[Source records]
◇ ◇ ◇

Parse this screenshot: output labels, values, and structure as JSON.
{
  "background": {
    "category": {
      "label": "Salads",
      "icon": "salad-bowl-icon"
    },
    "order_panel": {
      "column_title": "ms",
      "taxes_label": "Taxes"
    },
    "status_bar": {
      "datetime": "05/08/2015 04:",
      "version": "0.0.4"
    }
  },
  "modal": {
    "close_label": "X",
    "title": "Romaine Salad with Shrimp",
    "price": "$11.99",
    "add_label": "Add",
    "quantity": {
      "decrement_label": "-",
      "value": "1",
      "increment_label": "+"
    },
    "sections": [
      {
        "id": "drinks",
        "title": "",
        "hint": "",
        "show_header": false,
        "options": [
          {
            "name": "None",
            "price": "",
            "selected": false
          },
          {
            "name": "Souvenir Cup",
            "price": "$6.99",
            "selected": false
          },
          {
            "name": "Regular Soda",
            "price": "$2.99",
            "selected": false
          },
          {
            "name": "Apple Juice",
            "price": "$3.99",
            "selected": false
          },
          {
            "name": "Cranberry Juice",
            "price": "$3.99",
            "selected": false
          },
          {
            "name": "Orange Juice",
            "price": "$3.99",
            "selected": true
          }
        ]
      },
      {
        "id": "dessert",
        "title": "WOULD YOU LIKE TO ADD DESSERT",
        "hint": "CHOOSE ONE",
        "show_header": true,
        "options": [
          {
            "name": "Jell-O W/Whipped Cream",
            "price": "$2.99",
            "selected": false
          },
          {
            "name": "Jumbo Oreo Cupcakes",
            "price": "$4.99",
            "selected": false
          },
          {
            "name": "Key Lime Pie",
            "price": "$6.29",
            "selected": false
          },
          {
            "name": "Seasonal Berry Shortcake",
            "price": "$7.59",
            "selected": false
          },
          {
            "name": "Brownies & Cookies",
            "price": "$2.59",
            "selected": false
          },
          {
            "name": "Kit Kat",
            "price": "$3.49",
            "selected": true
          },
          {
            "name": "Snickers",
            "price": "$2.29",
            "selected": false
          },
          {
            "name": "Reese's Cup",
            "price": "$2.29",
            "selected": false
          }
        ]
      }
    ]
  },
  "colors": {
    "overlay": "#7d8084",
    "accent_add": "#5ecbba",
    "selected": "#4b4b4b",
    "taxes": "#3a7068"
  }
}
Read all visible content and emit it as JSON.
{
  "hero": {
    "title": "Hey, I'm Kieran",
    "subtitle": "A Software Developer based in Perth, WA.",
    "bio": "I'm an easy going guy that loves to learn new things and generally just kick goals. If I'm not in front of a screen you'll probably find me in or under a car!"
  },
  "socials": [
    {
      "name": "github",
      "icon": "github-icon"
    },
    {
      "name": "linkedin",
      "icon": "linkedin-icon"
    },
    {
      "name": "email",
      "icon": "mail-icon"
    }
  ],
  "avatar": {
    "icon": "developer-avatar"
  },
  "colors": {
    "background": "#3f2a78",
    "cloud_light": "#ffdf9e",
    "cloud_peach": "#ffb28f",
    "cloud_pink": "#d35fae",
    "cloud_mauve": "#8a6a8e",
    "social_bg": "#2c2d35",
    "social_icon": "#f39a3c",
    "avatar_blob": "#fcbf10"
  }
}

◇ ◇ ◇

DIRECTION:
Copy all data exactly, start to finish.

FINAL ANSWER:
Parse this screenshot: output labels, values, and structure as JSON.
{
  "background": {
    "category": {
      "label": "Salads",
      "icon": "salad-bowl-icon"
    },
    "order_panel": {
      "column_title": "ms",
      "taxes_label": "Taxes"
    },
    "status_bar": {
      "datetime": "05/08/2015 04:",
      "version": "0.0.4"
    }
  },
  "modal": {
    "close_label": "X",
    "title": "Romaine Salad with Shrimp",
    "price": "$11.99",
    "add_label": "Add",
    "quantity": {
      "decrement_label": "-",
      "value": "1",
      "increment_label": "+"
    },
    "sections": [
      {
        "id": "drinks",
        "title": "",
        "hint": "",
        "show_header": false,
        "options": [
          {
            "name": "None",
            "price": "",
            "selected": false
          },
          {
            "name": "Souvenir Cup",
            "price": "$6.99",
            "selected": false
          },
          {
            "name": "Regular Soda",
            "price": "$2.99",
            "selected": false
          },
          {
            "name": "Apple Juice",
            "price": "$3.99",
            "selected": false
          },
          {
            "name": "Cranberry Juice",
            "price": "$3.99",
            "selected": false
          },
          {
            "name": "Orange Juice",
            "price": "$3.99",
            "selected": true
          }
        ]
      },
      {
        "id": "dessert",
        "title": "WOULD YOU LIKE TO ADD DESSERT",
        "hint": "CHOOSE ONE",
        "show_header": true,
        "options": [
          {
            "name": "Jell-O W/Whipped Cream",
            "price": "$2.99",
            "selected": false
          },
          {
            "name": "Jumbo Oreo Cupcakes",
            "price": "$4.99",
            "selected": false
          },
          {
            "name": "Key Lime Pie",
            "price": "$6.29",
            "selected": false
          },
          {
            "name": "Seasonal Berry Shortcake",
            "price": "$7.59",
            "selected": false
          },
          {
            "name": "Brownies & Cookies",
            "price": "$2.59",
            "selected": false
          },
          {
            "name": "Kit Kat",
            "price": "$3.49",
            "selected": true
          },
          {
            "name": "Snickers",
            "price": "$2.29",
            "selected": false
          },
          {
            "name": "Reese's Cup",
            "price": "$2.29",
            "selected": false
          }
        ]
      }
    ]
  },
  "colors": {
    "overlay": "#7d8084",
    "accent_add": "#5ecbba",
    "selected": "#4b4b4b",
    "taxes": "#3a7068"
  }
}
Read all visible content and emit it as JSON.
{
  "hero": {
    "title": "Hey, I'm Kieran",
    "subtitle": "A Software Developer based in Perth, WA.",
    "bio": "I'm an easy going guy that loves to learn new things and generally just kick goals. If I'm not in front of a screen you'll probably find me in or under a car!"
  },
  "socials": [
    {
      "name": "github",
      "icon": "github-icon"
    },
    {
      "name": "linkedin",
      "icon": "linkedin-icon"
    },
    {
      "name": "email",
      "icon": "mail-icon"
    }
  ],
  "avatar": {
    "icon": "developer-avatar"
  },
  "colors": {
    "background": "#3f2a78",
    "cloud_light": "#ffdf9e",
    "cloud_peach": "#ffb28f",
    "cloud_pink": "#d35fae",
    "cloud_mauve": "#8a6a8e",
    "social_bg": "#2c2d35",
    "social_icon": "#f39a3c",
    "avatar_blob": "#fcbf10"
  }
}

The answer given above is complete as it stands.